Annotated region listings:
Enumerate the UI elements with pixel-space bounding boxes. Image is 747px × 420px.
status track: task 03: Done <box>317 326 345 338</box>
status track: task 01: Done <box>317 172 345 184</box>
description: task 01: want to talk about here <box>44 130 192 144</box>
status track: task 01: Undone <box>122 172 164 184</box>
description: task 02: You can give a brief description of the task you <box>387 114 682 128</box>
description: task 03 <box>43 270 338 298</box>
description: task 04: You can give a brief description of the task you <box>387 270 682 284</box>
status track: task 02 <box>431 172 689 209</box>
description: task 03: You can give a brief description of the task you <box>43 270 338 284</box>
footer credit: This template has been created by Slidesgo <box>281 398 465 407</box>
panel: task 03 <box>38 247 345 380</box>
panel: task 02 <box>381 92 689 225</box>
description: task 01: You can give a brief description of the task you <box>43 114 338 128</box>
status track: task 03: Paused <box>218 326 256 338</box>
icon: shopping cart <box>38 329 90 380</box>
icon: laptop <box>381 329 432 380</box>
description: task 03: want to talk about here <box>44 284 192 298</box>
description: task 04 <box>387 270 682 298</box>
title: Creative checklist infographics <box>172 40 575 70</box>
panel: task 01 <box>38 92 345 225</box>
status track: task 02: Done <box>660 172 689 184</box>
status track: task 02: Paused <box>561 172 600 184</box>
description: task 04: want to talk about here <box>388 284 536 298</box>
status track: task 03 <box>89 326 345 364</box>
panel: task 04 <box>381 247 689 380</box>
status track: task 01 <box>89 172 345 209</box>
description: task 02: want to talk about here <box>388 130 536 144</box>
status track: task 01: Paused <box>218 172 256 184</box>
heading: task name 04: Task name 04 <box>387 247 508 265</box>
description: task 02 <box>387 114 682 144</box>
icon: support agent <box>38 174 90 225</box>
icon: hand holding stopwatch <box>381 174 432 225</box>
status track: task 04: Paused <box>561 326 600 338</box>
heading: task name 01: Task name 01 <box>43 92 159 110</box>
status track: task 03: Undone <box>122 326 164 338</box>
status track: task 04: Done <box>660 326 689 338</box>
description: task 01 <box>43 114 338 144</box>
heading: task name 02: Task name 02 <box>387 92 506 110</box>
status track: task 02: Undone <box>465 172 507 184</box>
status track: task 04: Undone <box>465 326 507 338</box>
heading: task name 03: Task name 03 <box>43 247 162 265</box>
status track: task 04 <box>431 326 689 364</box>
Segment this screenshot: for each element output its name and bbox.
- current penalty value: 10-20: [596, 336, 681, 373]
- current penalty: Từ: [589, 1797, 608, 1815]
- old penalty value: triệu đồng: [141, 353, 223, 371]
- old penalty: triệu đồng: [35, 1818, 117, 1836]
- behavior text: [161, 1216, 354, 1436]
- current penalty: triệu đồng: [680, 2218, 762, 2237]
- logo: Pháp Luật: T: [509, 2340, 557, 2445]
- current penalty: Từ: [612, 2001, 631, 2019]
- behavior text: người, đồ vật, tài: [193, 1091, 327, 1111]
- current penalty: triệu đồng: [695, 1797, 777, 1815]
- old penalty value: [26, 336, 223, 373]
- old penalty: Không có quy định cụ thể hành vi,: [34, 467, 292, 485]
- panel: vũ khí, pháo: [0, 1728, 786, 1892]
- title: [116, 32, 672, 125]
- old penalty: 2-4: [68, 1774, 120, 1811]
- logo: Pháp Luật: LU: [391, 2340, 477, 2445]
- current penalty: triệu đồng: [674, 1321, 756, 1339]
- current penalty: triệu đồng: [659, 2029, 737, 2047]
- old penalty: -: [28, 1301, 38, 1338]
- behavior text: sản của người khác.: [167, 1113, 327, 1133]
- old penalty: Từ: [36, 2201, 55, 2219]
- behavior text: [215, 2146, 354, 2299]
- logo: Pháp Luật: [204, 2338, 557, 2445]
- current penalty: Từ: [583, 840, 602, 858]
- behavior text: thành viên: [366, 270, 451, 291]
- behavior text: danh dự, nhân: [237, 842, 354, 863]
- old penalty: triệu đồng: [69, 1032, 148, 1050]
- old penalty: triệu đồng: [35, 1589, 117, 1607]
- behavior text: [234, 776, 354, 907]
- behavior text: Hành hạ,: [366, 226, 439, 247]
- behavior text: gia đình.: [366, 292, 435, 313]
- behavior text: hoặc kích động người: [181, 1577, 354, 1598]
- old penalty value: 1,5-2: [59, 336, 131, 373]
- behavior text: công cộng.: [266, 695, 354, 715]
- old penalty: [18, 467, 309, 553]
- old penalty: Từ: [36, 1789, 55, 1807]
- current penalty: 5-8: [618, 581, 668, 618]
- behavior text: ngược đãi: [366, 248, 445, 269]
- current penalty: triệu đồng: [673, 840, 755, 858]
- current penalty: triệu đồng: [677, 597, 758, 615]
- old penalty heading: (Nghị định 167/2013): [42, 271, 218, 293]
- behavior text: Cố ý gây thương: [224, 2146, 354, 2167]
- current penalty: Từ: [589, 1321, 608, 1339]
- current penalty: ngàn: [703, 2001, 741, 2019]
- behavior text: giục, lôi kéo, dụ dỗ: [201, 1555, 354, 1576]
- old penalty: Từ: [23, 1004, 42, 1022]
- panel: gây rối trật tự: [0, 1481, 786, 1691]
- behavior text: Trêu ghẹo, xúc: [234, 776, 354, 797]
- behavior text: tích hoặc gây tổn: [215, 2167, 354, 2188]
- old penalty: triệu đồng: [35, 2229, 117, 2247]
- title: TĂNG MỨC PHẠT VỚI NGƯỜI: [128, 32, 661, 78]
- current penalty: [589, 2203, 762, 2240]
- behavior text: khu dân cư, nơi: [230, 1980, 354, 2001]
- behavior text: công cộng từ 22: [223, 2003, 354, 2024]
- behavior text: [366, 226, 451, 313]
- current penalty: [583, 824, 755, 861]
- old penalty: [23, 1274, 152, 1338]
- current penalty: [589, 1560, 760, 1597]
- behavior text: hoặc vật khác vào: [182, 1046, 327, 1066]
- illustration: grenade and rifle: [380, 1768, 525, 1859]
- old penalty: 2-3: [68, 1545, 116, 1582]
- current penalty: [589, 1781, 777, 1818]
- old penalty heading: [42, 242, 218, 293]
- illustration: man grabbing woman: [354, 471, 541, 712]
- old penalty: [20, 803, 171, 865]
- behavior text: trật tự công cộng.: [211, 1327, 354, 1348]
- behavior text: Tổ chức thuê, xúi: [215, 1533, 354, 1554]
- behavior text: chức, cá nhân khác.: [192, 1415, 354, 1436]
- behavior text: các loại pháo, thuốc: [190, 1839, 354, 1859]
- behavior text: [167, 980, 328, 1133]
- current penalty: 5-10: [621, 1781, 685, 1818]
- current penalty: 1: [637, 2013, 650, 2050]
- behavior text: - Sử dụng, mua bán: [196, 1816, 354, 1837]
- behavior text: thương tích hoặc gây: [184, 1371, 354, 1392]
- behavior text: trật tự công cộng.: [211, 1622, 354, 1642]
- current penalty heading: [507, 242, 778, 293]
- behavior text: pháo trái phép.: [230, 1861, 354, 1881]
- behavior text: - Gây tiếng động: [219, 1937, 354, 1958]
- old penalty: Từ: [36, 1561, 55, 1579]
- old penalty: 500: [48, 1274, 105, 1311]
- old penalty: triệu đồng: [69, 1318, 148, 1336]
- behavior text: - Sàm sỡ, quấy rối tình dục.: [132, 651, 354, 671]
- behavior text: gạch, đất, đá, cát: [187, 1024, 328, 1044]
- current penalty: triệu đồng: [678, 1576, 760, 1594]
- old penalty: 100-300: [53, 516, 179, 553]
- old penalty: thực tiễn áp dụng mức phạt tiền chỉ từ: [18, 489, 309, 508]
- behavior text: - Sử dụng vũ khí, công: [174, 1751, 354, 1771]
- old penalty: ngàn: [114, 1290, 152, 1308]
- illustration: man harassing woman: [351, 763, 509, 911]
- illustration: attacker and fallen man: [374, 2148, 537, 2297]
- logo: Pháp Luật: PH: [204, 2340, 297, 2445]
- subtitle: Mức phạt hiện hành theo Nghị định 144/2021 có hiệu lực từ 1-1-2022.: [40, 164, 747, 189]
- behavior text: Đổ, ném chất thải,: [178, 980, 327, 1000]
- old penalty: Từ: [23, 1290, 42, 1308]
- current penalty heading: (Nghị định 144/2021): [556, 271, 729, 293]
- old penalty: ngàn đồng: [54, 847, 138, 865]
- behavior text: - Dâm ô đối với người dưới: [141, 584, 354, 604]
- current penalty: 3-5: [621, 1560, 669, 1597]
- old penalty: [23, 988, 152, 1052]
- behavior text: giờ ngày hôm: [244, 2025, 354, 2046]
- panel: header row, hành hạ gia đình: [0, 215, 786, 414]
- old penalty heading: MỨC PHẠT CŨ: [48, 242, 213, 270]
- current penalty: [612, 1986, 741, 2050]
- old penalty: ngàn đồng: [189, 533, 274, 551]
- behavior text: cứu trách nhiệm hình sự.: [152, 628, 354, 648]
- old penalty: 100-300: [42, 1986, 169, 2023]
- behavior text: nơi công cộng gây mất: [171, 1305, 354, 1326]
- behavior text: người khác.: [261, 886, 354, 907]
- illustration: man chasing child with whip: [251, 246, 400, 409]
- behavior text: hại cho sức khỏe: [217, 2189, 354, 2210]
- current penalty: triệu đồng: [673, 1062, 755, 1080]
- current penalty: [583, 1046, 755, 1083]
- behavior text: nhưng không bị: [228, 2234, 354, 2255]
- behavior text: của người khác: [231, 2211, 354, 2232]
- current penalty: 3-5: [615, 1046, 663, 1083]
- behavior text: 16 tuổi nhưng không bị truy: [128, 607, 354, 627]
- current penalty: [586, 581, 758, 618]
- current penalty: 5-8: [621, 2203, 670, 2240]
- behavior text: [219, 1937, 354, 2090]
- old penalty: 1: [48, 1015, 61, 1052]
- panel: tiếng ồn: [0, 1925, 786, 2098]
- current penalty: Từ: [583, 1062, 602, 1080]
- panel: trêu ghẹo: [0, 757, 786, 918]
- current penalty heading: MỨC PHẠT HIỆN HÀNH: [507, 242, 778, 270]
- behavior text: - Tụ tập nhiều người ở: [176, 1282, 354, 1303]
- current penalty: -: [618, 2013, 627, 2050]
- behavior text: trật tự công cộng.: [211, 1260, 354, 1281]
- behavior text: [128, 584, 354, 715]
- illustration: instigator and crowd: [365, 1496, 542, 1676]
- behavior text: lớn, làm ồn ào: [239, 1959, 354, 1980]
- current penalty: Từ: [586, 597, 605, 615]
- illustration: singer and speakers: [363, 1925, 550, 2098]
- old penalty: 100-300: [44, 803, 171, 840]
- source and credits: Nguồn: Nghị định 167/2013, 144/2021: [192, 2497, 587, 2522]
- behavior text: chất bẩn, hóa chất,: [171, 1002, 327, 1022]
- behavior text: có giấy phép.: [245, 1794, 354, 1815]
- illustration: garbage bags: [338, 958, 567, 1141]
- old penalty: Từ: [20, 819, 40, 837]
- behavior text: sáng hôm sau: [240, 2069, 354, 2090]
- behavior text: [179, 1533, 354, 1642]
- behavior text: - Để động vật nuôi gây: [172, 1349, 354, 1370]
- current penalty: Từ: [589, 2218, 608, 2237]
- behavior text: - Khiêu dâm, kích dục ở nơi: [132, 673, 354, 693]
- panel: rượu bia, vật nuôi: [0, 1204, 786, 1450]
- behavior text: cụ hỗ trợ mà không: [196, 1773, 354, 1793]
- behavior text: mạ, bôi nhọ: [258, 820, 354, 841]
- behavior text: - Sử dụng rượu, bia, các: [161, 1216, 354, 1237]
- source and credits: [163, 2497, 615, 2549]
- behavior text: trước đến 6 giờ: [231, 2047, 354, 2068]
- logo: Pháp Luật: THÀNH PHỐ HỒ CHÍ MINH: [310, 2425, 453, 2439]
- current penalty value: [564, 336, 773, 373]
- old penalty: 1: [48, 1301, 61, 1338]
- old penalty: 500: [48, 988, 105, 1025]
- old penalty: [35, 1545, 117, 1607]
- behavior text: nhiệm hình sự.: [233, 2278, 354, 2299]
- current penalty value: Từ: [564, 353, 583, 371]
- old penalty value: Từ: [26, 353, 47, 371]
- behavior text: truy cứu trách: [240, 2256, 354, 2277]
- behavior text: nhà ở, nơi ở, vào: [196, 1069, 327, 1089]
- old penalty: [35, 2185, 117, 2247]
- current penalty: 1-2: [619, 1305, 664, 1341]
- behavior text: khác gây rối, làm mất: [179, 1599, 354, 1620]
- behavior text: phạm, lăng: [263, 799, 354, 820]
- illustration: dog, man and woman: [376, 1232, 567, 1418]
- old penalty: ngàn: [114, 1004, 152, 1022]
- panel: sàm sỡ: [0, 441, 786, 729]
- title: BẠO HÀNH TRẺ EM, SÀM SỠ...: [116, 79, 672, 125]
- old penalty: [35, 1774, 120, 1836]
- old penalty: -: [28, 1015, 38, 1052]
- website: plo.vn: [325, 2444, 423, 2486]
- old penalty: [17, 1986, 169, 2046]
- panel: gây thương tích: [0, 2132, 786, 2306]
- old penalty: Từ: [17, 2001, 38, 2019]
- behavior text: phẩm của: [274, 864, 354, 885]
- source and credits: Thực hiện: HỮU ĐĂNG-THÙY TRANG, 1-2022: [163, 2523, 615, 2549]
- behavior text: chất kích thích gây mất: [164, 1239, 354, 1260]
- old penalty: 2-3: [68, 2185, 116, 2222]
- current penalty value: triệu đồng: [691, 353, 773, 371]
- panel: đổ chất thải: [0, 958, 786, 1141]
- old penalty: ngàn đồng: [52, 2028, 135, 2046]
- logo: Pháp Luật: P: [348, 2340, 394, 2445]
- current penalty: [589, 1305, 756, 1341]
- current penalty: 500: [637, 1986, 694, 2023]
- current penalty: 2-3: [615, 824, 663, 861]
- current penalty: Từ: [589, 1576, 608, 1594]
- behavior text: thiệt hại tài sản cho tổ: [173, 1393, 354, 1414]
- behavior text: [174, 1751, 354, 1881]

### STATED EXERCISE
Reproduce everything from the first line of the entries down to the line containing "status track: task 01: Undone", including both of those lines.

### ANSWER TO THE PROBLEM
Enumerate the UI elements with pixel-space bounding boxes. Image is 747px × 420px.
status track: task 03: Done <box>317 326 345 338</box>
status track: task 01: Done <box>317 172 345 184</box>
description: task 01: want to talk about here <box>44 130 192 144</box>
status track: task 01: Undone <box>122 172 164 184</box>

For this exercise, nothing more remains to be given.